→ **Work instructions**: Your task is to transcribe all the entries exactly, excluding pictures.

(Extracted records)
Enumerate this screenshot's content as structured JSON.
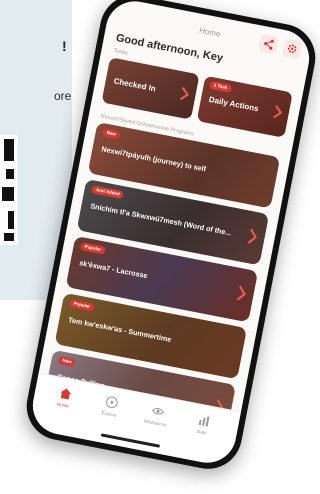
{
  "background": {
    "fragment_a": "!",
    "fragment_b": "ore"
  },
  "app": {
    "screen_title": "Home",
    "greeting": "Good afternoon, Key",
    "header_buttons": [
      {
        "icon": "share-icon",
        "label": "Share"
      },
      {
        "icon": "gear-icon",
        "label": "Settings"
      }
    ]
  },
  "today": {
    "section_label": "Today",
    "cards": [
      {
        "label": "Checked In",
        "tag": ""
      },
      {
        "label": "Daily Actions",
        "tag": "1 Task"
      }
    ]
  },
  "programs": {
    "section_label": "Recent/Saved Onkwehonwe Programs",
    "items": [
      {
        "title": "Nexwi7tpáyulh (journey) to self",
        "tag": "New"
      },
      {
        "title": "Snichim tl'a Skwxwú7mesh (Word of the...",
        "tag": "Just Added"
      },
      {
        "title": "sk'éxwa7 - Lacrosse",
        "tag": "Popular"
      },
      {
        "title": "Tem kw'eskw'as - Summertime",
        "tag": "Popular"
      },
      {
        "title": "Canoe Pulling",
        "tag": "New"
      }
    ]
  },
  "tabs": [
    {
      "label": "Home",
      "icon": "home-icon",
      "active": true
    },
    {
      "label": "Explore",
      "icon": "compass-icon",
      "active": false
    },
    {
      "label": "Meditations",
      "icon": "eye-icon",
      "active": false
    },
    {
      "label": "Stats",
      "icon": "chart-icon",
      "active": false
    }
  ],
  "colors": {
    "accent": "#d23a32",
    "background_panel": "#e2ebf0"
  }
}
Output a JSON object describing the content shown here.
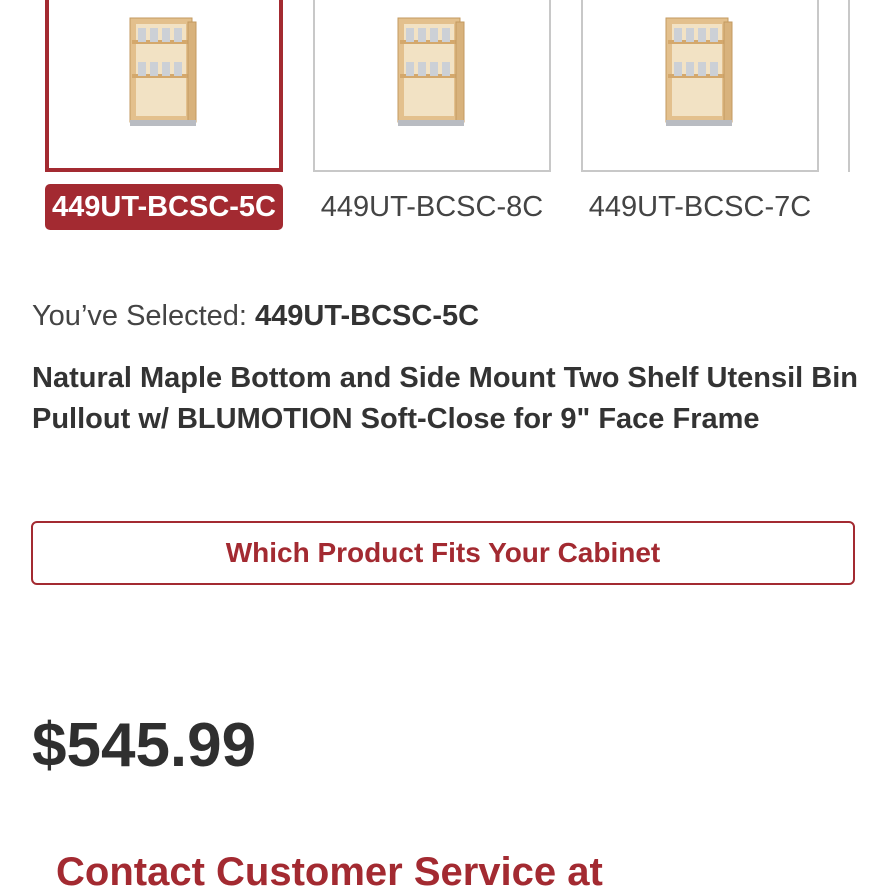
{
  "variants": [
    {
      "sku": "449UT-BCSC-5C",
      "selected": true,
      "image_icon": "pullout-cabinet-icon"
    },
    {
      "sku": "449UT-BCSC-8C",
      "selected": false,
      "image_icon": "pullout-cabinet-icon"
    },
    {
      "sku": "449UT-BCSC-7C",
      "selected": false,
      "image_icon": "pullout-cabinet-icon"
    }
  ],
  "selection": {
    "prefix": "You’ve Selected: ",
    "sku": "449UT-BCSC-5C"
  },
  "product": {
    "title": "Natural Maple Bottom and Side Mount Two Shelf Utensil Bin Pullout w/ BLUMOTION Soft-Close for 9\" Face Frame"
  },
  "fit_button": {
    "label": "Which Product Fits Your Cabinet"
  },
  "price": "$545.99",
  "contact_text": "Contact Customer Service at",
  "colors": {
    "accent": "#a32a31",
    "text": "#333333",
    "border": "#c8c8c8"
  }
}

→ **Problem solution**:
Enumerate this screenshot's content as structured JSON.
{
  "background": {
    "fragment_a": "!",
    "fragment_b": "ore"
  },
  "app": {
    "screen_title": "Home",
    "greeting": "Good afternoon, Key",
    "header_buttons": [
      {
        "icon": "share-icon",
        "label": "Share"
      },
      {
        "icon": "gear-icon",
        "label": "Settings"
      }
    ]
  },
  "today": {
    "section_label": "Today",
    "cards": [
      {
        "label": "Checked In",
        "tag": ""
      },
      {
        "label": "Daily Actions",
        "tag": "1 Task"
      }
    ]
  },
  "programs": {
    "section_label": "Recent/Saved Onkwehonwe Programs",
    "items": [
      {
        "title": "Nexwi7tpáyulh (journey) to self",
        "tag": "New"
      },
      {
        "title": "Snichim tl'a Skwxwú7mesh (Word of the...",
        "tag": "Just Added"
      },
      {
        "title": "sk'éxwa7 - Lacrosse",
        "tag": "Popular"
      },
      {
        "title": "Tem kw'eskw'as - Summertime",
        "tag": "Popular"
      },
      {
        "title": "Canoe Pulling",
        "tag": "New"
      }
    ]
  },
  "tabs": [
    {
      "label": "Home",
      "icon": "home-icon",
      "active": true
    },
    {
      "label": "Explore",
      "icon": "compass-icon",
      "active": false
    },
    {
      "label": "Meditations",
      "icon": "eye-icon",
      "active": false
    },
    {
      "label": "Stats",
      "icon": "chart-icon",
      "active": false
    }
  ],
  "colors": {
    "accent": "#d23a32",
    "background_panel": "#e2ebf0"
  }
}
Output a JSON object describing the content shown here.
{
  "variants": [
    {
      "sku": "449UT-BCSC-5C",
      "selected": true,
      "image_icon": "pullout-cabinet-icon"
    },
    {
      "sku": "449UT-BCSC-8C",
      "selected": false,
      "image_icon": "pullout-cabinet-icon"
    },
    {
      "sku": "449UT-BCSC-7C",
      "selected": false,
      "image_icon": "pullout-cabinet-icon"
    }
  ],
  "selection": {
    "prefix": "You’ve Selected: ",
    "sku": "449UT-BCSC-5C"
  },
  "product": {
    "title": "Natural Maple Bottom and Side Mount Two Shelf Utensil Bin Pullout w/ BLUMOTION Soft-Close for 9\" Face Frame"
  },
  "fit_button": {
    "label": "Which Product Fits Your Cabinet"
  },
  "price": "$545.99",
  "contact_text": "Contact Customer Service at",
  "colors": {
    "accent": "#a32a31",
    "text": "#333333",
    "border": "#c8c8c8"
  }
}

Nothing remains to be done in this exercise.